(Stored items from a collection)

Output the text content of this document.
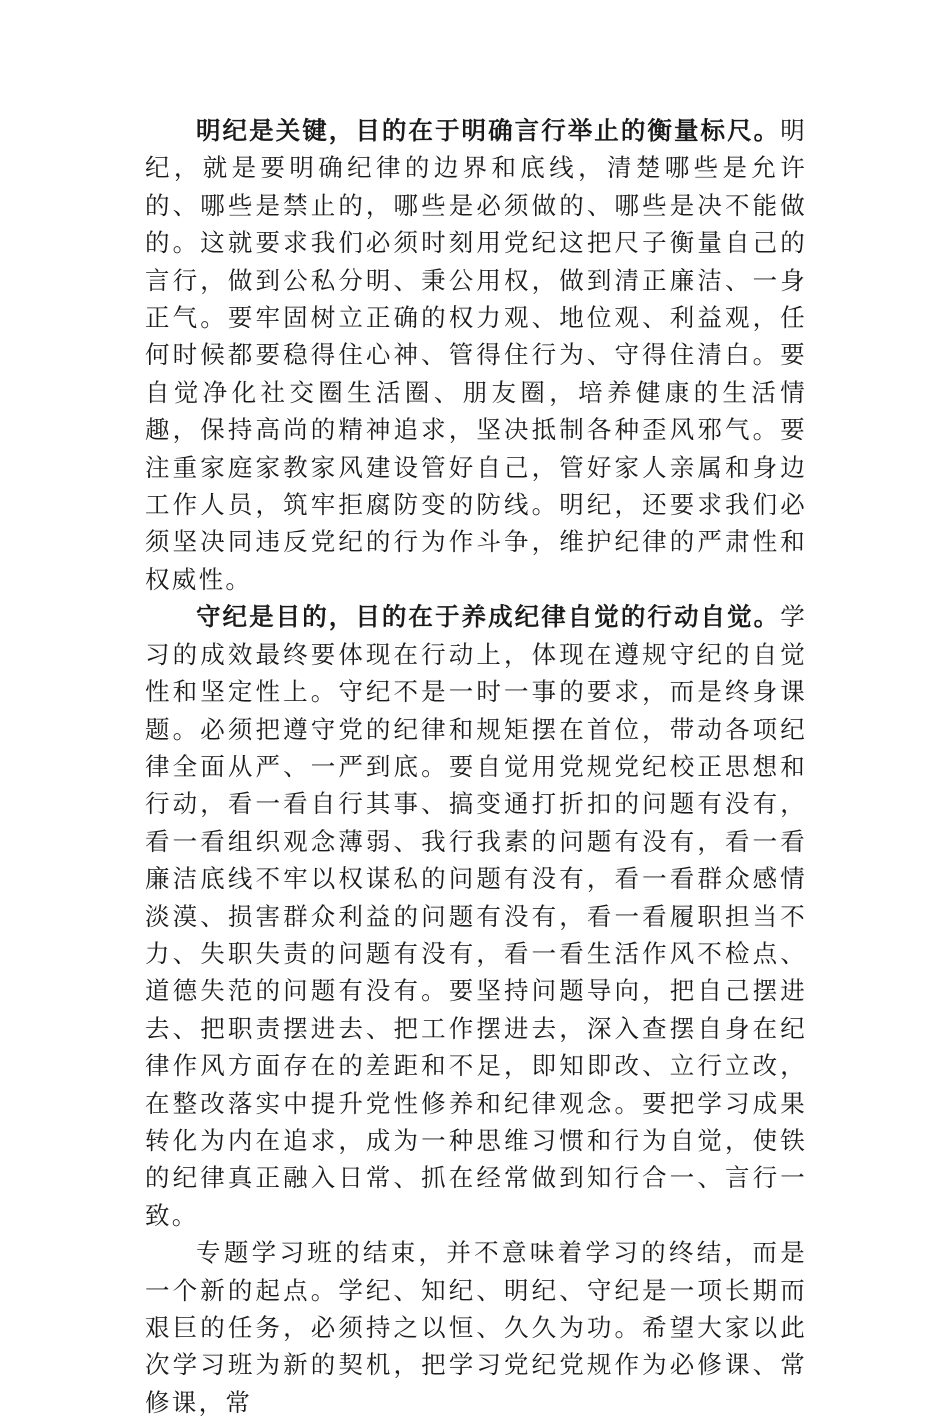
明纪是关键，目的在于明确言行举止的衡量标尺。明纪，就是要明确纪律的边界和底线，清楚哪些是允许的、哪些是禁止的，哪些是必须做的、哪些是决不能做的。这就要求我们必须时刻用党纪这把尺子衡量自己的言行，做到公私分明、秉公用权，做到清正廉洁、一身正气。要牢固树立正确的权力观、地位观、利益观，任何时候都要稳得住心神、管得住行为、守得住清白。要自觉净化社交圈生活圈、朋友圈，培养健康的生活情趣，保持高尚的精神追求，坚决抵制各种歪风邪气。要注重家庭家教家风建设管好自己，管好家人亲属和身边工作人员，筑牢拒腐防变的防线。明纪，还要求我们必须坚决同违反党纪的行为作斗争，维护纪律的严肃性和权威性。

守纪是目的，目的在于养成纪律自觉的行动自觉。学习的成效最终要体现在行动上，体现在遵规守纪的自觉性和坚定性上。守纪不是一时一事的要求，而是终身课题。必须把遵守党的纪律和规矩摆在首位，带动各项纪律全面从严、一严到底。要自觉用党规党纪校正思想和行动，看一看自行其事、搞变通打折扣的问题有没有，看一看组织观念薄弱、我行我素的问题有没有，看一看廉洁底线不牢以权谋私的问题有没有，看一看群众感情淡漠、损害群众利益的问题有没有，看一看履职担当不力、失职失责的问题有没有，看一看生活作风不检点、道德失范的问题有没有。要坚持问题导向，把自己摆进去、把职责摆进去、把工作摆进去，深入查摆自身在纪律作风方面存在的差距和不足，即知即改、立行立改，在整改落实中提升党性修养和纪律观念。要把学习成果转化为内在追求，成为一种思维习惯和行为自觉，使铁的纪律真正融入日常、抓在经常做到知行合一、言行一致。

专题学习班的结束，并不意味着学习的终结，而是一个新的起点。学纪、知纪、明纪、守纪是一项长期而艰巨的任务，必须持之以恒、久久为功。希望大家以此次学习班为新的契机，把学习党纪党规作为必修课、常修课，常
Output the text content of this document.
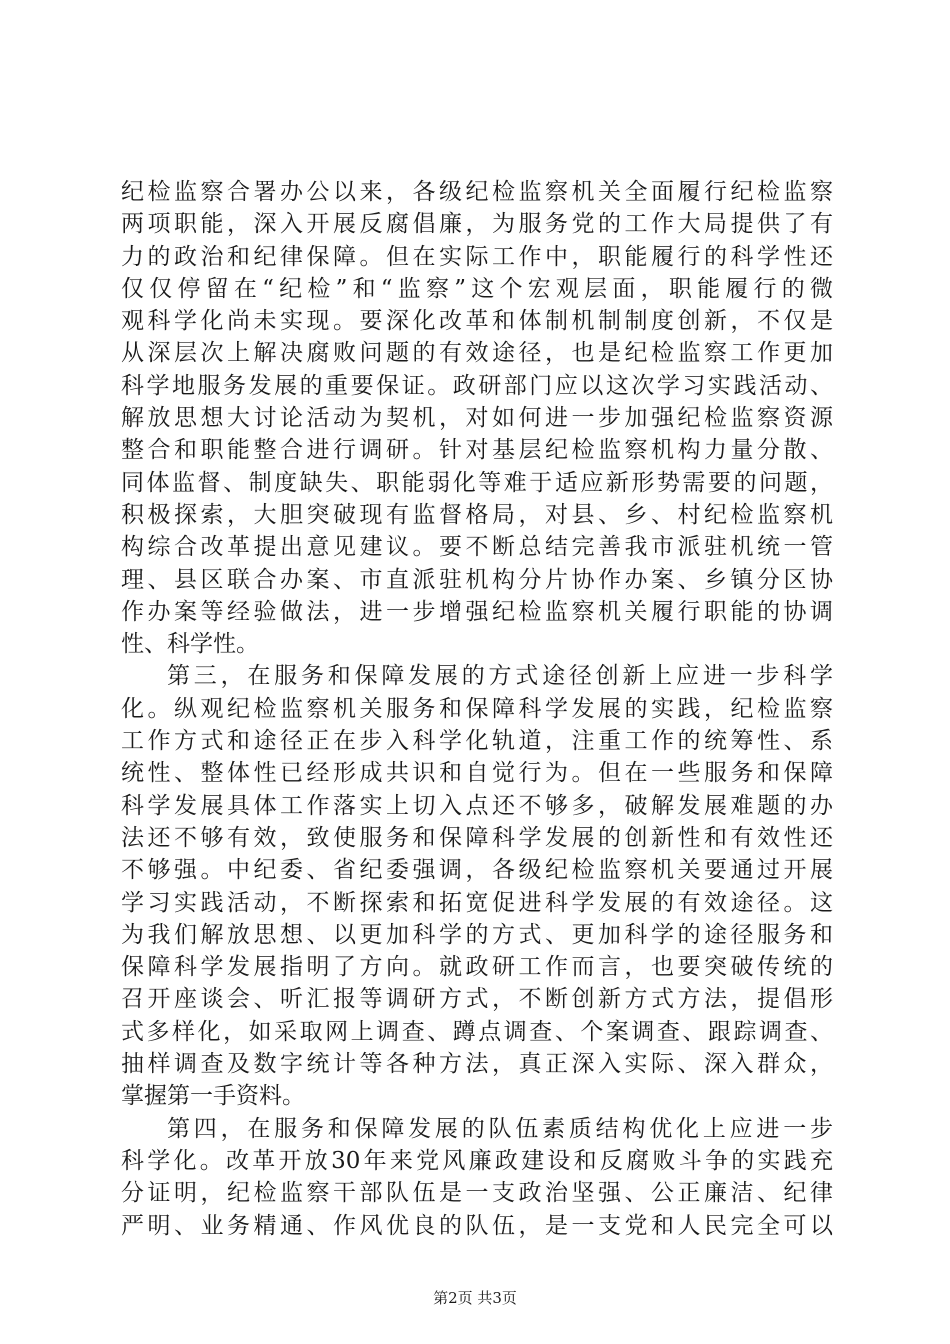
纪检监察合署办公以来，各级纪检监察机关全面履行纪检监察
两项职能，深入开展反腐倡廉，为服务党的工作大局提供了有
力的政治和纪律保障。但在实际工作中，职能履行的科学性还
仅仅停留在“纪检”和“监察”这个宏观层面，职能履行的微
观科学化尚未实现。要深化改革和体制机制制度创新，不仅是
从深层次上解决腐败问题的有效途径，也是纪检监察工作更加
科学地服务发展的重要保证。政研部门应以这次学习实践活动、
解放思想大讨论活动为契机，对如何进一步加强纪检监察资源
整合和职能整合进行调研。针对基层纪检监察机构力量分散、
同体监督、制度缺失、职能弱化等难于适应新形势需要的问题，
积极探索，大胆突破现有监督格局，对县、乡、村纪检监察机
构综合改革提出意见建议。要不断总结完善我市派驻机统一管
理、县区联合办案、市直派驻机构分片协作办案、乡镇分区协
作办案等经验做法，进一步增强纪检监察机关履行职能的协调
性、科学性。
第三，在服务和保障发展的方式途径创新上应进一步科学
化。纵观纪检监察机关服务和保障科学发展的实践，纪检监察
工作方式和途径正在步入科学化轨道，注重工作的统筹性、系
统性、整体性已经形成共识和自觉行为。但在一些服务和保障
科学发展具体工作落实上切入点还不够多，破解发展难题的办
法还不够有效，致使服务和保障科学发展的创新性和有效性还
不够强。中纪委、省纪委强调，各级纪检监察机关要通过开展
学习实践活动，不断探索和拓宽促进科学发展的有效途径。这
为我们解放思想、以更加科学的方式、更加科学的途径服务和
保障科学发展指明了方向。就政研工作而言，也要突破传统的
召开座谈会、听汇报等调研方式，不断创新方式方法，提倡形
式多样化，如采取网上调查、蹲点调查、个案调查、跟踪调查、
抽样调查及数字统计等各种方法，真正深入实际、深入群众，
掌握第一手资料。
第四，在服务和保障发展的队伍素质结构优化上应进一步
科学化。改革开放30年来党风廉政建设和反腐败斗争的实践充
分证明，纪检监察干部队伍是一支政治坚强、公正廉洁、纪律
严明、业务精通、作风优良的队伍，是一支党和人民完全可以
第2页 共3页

• Requirement
Print all the records again exactly; do not include any picture.

• Finished task
Output the text content of this document.
明纪是关键，目的在于明确言行举止的衡量标尺。明纪，就是要明确纪律的边界和底线，清楚哪些是允许的、哪些是禁止的，哪些是必须做的、哪些是决不能做的。这就要求我们必须时刻用党纪这把尺子衡量自己的言行，做到公私分明、秉公用权，做到清正廉洁、一身正气。要牢固树立正确的权力观、地位观、利益观，任何时候都要稳得住心神、管得住行为、守得住清白。要自觉净化社交圈生活圈、朋友圈，培养健康的生活情趣，保持高尚的精神追求，坚决抵制各种歪风邪气。要注重家庭家教家风建设管好自己，管好家人亲属和身边工作人员，筑牢拒腐防变的防线。明纪，还要求我们必须坚决同违反党纪的行为作斗争，维护纪律的严肃性和权威性。

守纪是目的，目的在于养成纪律自觉的行动自觉。学习的成效最终要体现在行动上，体现在遵规守纪的自觉性和坚定性上。守纪不是一时一事的要求，而是终身课题。必须把遵守党的纪律和规矩摆在首位，带动各项纪律全面从严、一严到底。要自觉用党规党纪校正思想和行动，看一看自行其事、搞变通打折扣的问题有没有，看一看组织观念薄弱、我行我素的问题有没有，看一看廉洁底线不牢以权谋私的问题有没有，看一看群众感情淡漠、损害群众利益的问题有没有，看一看履职担当不力、失职失责的问题有没有，看一看生活作风不检点、道德失范的问题有没有。要坚持问题导向，把自己摆进去、把职责摆进去、把工作摆进去，深入查摆自身在纪律作风方面存在的差距和不足，即知即改、立行立改，在整改落实中提升党性修养和纪律观念。要把学习成果转化为内在追求，成为一种思维习惯和行为自觉，使铁的纪律真正融入日常、抓在经常做到知行合一、言行一致。

专题学习班的结束，并不意味着学习的终结，而是一个新的起点。学纪、知纪、明纪、守纪是一项长期而艰巨的任务，必须持之以恒、久久为功。希望大家以此次学习班为新的契机，把学习党纪党规作为必修课、常修课，常
Output the text content of this document.
纪检监察合署办公以来，各级纪检监察机关全面履行纪检监察
两项职能，深入开展反腐倡廉，为服务党的工作大局提供了有
力的政治和纪律保障。但在实际工作中，职能履行的科学性还
仅仅停留在“纪检”和“监察”这个宏观层面，职能履行的微
观科学化尚未实现。要深化改革和体制机制制度创新，不仅是
从深层次上解决腐败问题的有效途径，也是纪检监察工作更加
科学地服务发展的重要保证。政研部门应以这次学习实践活动、
解放思想大讨论活动为契机，对如何进一步加强纪检监察资源
整合和职能整合进行调研。针对基层纪检监察机构力量分散、
同体监督、制度缺失、职能弱化等难于适应新形势需要的问题，
积极探索，大胆突破现有监督格局，对县、乡、村纪检监察机
构综合改革提出意见建议。要不断总结完善我市派驻机统一管
理、县区联合办案、市直派驻机构分片协作办案、乡镇分区协
作办案等经验做法，进一步增强纪检监察机关履行职能的协调
性、科学性。
第三，在服务和保障发展的方式途径创新上应进一步科学
化。纵观纪检监察机关服务和保障科学发展的实践，纪检监察
工作方式和途径正在步入科学化轨道，注重工作的统筹性、系
统性、整体性已经形成共识和自觉行为。但在一些服务和保障
科学发展具体工作落实上切入点还不够多，破解发展难题的办
法还不够有效，致使服务和保障科学发展的创新性和有效性还
不够强。中纪委、省纪委强调，各级纪检监察机关要通过开展
学习实践活动，不断探索和拓宽促进科学发展的有效途径。这
为我们解放思想、以更加科学的方式、更加科学的途径服务和
保障科学发展指明了方向。就政研工作而言，也要突破传统的
召开座谈会、听汇报等调研方式，不断创新方式方法，提倡形
式多样化，如采取网上调查、蹲点调查、个案调查、跟踪调查、
抽样调查及数字统计等各种方法，真正深入实际、深入群众，
掌握第一手资料。
第四，在服务和保障发展的队伍素质结构优化上应进一步
科学化。改革开放30年来党风廉政建设和反腐败斗争的实践充
分证明，纪检监察干部队伍是一支政治坚强、公正廉洁、纪律
严明、业务精通、作风优良的队伍，是一支党和人民完全可以
第2页 共3页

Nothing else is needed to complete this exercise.